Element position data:
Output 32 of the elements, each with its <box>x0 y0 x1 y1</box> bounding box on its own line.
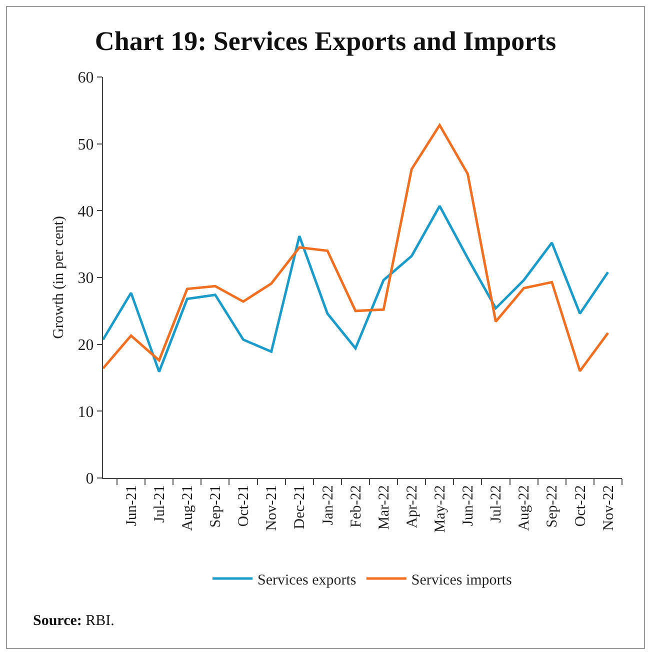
x-tick-label: Nov-21 <box>264 485 280 531</box>
x-tick-label: Aug-22 <box>516 485 533 531</box>
y-tick-label: 20 <box>78 336 94 354</box>
y-axis-title: Growth (in per cent) <box>50 216 67 339</box>
y-tick-label: 60 <box>78 70 94 87</box>
x-tick-label: Mar-22 <box>376 485 392 530</box>
legend-label: Services exports <box>258 572 356 588</box>
x-tick-label: Jul-21 <box>152 485 168 523</box>
x-tick-label: Aug-21 <box>180 485 196 531</box>
y-tick-label: 0 <box>86 470 94 488</box>
source-note: Source: RBI. <box>33 613 114 629</box>
x-tick-label: May-22 <box>432 485 449 533</box>
x-tick-label: Dec-21 <box>292 485 308 530</box>
x-tick-label: Jul-22 <box>488 485 505 523</box>
y-tick-label: 10 <box>78 404 94 421</box>
y-tick-label: 50 <box>78 136 94 154</box>
x-tick-label: Oct-21 <box>236 485 252 527</box>
x-tick-label: Sep-22 <box>544 485 561 528</box>
x-tick-label: Feb-22 <box>348 485 364 528</box>
x-tick-label: Jan-22 <box>320 485 336 526</box>
line-series <box>103 124 610 372</box>
x-tick-label: Jun-21 <box>124 485 140 526</box>
y-tick-label: 30 <box>78 270 94 288</box>
line-series <box>103 204 610 373</box>
x-tick-label: Nov-22 <box>600 485 617 531</box>
legend-label: Services imports <box>411 572 512 588</box>
x-tick-label: Apr-22 <box>404 485 420 528</box>
chart-title: Chart 19: Services Exports and Imports <box>94 26 556 56</box>
x-tick-label: Jun-22 <box>460 485 477 526</box>
x-tick-label: Oct-22 <box>572 485 589 527</box>
y-tick-label: 40 <box>78 203 94 220</box>
x-tick-label: Sep-21 <box>208 485 224 528</box>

Given instruction: Count the lines of the records above that contain the string "title", and give only the number.

Expected answer: 2